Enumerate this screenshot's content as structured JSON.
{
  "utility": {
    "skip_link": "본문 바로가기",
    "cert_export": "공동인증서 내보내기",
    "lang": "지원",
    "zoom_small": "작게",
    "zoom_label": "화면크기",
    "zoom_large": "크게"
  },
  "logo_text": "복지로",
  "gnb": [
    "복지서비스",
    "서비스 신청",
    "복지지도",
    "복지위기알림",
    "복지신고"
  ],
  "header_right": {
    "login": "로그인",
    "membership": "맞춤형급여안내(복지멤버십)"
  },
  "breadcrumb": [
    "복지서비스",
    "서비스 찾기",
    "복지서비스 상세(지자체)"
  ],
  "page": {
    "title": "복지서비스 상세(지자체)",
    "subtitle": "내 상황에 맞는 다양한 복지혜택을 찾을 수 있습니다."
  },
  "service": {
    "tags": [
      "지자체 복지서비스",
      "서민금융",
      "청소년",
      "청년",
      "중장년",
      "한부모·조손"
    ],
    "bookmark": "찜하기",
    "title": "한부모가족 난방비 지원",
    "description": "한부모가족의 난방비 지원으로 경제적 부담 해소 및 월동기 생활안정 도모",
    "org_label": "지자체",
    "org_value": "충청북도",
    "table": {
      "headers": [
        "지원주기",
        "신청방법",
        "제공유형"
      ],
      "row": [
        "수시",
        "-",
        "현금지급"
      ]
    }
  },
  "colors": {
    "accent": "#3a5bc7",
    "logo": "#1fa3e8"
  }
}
□ □ □ □ □
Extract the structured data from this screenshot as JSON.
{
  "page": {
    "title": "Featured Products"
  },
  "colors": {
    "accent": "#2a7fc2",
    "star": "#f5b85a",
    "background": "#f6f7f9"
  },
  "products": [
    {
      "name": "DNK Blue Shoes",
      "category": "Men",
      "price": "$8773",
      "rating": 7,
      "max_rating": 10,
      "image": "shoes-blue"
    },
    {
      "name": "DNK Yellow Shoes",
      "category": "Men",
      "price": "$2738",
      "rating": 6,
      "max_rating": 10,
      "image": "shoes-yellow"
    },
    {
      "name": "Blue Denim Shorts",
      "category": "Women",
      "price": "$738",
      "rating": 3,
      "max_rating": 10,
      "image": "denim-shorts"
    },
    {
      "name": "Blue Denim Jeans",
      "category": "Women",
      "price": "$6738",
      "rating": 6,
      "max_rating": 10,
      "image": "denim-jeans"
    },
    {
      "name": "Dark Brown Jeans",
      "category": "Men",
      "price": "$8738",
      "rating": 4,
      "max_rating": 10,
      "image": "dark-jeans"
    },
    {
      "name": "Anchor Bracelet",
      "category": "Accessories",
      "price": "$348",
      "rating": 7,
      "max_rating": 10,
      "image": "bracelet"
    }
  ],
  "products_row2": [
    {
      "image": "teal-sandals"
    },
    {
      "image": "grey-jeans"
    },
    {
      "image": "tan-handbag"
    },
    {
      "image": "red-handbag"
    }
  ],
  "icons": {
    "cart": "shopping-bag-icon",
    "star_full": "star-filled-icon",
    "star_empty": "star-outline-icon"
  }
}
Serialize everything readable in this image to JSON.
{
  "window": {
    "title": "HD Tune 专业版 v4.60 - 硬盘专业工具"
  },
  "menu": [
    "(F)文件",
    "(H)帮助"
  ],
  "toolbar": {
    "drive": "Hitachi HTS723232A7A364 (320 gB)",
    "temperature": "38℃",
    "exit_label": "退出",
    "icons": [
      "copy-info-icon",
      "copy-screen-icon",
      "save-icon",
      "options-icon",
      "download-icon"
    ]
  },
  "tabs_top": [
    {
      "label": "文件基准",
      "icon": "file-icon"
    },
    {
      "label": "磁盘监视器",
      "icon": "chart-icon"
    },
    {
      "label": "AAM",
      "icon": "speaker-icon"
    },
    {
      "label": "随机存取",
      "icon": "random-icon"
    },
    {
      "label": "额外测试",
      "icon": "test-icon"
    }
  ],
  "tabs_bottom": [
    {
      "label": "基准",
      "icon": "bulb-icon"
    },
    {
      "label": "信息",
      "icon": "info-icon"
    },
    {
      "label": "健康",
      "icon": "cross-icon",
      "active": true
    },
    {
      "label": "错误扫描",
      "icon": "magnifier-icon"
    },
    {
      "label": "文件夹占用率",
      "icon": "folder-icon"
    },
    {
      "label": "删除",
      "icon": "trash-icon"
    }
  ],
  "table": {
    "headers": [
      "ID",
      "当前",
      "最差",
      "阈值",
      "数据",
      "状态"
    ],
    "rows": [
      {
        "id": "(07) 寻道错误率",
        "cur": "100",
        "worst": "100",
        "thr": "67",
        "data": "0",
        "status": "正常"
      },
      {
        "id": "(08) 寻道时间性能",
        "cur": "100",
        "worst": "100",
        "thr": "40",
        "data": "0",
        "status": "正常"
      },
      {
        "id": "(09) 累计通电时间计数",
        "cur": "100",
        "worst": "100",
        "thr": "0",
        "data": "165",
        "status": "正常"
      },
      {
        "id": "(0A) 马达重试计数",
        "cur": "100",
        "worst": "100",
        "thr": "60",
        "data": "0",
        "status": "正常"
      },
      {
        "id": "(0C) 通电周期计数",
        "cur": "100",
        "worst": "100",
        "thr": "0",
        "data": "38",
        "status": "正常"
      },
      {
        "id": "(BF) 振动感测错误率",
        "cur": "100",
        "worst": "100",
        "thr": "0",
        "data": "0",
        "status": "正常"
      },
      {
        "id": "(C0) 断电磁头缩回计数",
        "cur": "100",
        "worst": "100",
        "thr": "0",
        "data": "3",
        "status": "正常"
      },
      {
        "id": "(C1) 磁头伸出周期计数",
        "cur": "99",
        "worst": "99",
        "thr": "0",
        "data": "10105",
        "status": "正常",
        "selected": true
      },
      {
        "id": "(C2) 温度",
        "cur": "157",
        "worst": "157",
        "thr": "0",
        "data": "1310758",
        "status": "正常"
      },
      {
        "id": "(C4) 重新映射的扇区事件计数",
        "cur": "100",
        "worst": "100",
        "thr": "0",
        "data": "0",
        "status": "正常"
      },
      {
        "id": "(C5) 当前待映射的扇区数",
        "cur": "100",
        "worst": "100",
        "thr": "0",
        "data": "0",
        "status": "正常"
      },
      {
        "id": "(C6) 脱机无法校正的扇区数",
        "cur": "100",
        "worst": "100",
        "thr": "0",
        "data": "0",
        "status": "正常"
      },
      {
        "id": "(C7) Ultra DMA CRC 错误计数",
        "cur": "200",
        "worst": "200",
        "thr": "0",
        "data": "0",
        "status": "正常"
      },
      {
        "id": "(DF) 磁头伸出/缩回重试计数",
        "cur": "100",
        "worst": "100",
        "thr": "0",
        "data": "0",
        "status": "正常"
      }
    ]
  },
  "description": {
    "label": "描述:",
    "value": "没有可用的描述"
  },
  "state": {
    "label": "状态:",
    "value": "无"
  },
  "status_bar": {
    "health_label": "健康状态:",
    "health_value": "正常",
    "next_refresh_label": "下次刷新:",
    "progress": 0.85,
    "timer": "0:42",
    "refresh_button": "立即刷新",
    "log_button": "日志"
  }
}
□ □ □ □ □
(What needs to be done) Return all lines of the material above in which the word "structured" occurs.

(The completed task)
Enumerate this screenshot's content as structured JSON.
Extract the structured data from this screenshot as JSON.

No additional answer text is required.